<<<<
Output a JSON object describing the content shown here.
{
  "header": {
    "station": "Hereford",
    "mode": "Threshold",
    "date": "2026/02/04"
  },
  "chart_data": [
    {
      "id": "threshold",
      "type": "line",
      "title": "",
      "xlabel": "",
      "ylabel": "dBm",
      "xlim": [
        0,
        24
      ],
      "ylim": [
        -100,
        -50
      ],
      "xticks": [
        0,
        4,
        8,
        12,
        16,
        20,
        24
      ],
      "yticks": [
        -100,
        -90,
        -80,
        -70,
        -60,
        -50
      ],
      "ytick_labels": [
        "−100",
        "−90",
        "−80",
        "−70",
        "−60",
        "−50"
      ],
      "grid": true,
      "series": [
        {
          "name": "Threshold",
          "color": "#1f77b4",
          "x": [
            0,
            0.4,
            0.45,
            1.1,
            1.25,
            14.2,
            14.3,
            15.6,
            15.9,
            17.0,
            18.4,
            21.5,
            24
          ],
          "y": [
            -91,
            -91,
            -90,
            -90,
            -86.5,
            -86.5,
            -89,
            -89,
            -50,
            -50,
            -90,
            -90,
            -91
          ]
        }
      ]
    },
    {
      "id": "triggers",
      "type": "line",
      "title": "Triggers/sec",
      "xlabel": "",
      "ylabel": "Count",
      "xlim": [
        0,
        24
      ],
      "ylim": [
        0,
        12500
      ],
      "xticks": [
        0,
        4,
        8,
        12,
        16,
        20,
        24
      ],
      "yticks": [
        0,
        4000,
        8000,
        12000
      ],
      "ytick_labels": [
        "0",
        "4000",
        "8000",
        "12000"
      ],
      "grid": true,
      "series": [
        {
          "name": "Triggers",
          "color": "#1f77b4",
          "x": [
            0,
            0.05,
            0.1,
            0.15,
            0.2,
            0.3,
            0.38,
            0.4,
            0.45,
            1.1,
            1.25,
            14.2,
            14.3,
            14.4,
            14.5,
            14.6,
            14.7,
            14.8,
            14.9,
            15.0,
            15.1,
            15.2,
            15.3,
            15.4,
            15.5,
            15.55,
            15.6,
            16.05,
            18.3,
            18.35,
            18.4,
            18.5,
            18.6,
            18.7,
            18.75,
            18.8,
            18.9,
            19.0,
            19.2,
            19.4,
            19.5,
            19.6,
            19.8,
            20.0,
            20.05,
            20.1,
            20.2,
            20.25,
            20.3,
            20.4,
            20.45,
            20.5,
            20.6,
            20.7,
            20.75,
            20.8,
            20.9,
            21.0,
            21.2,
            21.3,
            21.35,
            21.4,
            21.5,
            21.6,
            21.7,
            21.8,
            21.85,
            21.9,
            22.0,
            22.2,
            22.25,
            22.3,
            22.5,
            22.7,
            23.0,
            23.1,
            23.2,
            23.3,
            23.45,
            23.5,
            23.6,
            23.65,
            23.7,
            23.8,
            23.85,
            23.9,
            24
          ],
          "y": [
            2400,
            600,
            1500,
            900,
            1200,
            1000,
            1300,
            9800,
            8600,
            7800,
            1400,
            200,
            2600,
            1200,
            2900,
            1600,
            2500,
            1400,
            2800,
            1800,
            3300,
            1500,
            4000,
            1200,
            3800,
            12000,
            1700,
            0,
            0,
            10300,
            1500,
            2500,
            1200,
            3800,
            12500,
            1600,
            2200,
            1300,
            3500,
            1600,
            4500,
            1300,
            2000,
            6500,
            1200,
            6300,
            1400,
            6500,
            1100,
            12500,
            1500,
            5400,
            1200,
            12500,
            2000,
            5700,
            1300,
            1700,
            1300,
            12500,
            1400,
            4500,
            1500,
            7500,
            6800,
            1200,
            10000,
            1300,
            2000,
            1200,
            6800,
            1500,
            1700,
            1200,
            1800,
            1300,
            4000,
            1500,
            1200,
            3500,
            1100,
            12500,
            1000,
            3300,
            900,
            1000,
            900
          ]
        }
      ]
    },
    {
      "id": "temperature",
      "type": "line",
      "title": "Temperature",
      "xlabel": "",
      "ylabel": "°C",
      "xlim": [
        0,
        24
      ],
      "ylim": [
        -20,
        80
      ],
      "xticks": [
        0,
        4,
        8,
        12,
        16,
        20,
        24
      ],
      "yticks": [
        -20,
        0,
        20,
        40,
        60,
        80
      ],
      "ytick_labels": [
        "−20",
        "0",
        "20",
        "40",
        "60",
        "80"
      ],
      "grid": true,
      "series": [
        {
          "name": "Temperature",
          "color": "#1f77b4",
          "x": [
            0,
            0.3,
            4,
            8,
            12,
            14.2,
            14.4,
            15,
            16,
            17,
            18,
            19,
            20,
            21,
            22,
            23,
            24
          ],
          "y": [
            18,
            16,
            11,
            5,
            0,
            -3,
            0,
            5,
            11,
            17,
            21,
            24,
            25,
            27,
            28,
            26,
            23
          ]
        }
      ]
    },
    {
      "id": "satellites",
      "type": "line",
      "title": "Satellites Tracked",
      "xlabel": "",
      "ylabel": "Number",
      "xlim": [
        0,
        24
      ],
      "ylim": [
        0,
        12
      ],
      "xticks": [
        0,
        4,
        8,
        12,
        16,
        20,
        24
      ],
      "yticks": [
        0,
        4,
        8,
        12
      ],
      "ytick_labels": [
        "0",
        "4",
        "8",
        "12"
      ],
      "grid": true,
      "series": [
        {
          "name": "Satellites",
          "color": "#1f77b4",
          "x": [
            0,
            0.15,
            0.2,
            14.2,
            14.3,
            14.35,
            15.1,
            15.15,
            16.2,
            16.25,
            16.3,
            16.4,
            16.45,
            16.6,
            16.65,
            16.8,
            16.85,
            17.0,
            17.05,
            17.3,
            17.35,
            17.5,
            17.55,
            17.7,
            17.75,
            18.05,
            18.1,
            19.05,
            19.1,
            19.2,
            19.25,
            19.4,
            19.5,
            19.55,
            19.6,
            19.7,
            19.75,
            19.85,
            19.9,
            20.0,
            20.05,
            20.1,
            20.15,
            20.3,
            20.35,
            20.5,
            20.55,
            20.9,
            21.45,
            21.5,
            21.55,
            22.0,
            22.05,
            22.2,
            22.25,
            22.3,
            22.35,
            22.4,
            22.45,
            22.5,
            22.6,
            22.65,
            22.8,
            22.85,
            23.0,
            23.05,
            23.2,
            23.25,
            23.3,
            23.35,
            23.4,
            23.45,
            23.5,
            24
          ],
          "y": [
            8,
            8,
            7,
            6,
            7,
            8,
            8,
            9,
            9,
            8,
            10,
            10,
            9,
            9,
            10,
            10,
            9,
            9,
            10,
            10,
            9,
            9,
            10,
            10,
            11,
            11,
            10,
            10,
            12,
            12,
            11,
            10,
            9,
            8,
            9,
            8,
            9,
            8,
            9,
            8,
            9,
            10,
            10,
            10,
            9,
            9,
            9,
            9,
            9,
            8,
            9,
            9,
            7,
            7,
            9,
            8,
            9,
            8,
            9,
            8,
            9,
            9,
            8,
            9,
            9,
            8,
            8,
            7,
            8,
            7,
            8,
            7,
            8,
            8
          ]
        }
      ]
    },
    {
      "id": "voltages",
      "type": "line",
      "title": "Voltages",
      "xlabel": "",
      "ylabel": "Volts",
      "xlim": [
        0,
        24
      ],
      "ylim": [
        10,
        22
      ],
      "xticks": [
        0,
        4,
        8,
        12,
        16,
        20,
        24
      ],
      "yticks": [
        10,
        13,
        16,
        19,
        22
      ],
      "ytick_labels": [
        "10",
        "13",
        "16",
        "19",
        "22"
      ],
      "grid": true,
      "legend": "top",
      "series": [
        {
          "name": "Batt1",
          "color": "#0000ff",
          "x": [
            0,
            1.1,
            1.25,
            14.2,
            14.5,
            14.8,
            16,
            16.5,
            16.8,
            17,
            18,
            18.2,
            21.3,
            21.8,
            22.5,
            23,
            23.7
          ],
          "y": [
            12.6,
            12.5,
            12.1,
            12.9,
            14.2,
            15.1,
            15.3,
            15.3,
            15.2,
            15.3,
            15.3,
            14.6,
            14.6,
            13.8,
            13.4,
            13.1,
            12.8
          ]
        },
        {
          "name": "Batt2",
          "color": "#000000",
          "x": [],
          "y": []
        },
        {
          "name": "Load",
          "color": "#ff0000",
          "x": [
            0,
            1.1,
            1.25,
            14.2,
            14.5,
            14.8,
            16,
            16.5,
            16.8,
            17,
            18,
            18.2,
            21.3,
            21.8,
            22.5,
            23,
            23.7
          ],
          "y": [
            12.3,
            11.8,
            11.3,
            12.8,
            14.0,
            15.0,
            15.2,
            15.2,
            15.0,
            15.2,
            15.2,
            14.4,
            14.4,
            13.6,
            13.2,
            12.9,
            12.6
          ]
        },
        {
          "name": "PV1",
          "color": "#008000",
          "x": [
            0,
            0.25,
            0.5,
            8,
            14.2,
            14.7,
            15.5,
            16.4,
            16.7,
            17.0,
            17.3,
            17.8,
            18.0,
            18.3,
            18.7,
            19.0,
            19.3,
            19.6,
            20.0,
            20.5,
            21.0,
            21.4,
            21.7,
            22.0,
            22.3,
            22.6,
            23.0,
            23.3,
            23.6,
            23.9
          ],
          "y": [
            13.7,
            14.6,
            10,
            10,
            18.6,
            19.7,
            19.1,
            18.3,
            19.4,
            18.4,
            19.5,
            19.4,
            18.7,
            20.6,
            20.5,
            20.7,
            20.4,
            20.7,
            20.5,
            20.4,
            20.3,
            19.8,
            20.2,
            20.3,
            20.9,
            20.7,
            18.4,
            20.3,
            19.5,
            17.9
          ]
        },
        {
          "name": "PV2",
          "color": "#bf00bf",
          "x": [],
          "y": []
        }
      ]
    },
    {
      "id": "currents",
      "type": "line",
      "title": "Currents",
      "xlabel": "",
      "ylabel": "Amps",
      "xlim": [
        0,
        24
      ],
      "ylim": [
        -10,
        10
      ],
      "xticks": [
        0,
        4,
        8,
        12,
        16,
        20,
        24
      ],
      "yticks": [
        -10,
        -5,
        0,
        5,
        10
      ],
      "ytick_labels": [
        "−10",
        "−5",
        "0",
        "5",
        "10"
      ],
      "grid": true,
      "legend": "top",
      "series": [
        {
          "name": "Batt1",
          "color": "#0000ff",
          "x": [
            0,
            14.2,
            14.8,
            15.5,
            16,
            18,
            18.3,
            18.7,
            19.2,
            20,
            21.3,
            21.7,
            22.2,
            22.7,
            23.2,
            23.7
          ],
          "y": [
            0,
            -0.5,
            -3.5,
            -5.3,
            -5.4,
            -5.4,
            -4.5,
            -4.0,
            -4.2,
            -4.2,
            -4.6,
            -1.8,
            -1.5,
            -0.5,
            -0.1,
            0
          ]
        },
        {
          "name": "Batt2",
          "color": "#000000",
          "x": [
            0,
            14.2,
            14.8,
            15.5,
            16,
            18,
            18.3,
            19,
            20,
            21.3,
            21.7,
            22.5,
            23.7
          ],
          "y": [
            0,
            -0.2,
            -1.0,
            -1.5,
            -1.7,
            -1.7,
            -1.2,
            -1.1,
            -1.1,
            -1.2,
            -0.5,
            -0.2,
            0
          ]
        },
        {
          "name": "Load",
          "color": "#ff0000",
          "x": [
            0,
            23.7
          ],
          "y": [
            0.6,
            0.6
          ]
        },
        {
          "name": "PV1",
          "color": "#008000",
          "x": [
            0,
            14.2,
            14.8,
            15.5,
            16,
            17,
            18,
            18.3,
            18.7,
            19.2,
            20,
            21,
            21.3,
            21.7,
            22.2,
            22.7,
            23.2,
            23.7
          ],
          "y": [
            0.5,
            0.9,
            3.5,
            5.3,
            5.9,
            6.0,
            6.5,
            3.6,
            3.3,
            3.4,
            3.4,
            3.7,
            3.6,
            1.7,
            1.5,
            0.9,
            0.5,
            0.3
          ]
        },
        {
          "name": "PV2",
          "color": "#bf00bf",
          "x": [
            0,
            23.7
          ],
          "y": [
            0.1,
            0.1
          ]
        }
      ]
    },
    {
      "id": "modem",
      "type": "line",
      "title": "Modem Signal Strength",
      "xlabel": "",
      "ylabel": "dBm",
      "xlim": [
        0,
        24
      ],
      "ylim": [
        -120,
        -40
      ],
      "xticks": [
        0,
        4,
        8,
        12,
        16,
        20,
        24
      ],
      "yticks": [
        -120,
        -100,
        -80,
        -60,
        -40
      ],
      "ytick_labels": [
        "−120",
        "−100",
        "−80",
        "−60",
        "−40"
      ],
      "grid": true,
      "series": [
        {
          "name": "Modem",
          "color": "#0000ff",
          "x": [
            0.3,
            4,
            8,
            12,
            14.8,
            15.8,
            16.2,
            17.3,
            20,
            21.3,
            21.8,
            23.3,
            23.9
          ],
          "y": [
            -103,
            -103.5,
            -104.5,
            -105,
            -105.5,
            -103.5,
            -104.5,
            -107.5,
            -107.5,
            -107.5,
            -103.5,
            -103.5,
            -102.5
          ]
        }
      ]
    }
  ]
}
>>>>
THE REQUEST: Pull out the lines above in which the word "ylabel" appears.

RESPONSE TO THIS TASK:
      "ylabel": "dBm",
      "ylabel": "Count",
      "ylabel": "°C",
      "ylabel": "Number",
      "ylabel": "Volts",
      "ylabel": "Amps",
      "ylabel": "dBm",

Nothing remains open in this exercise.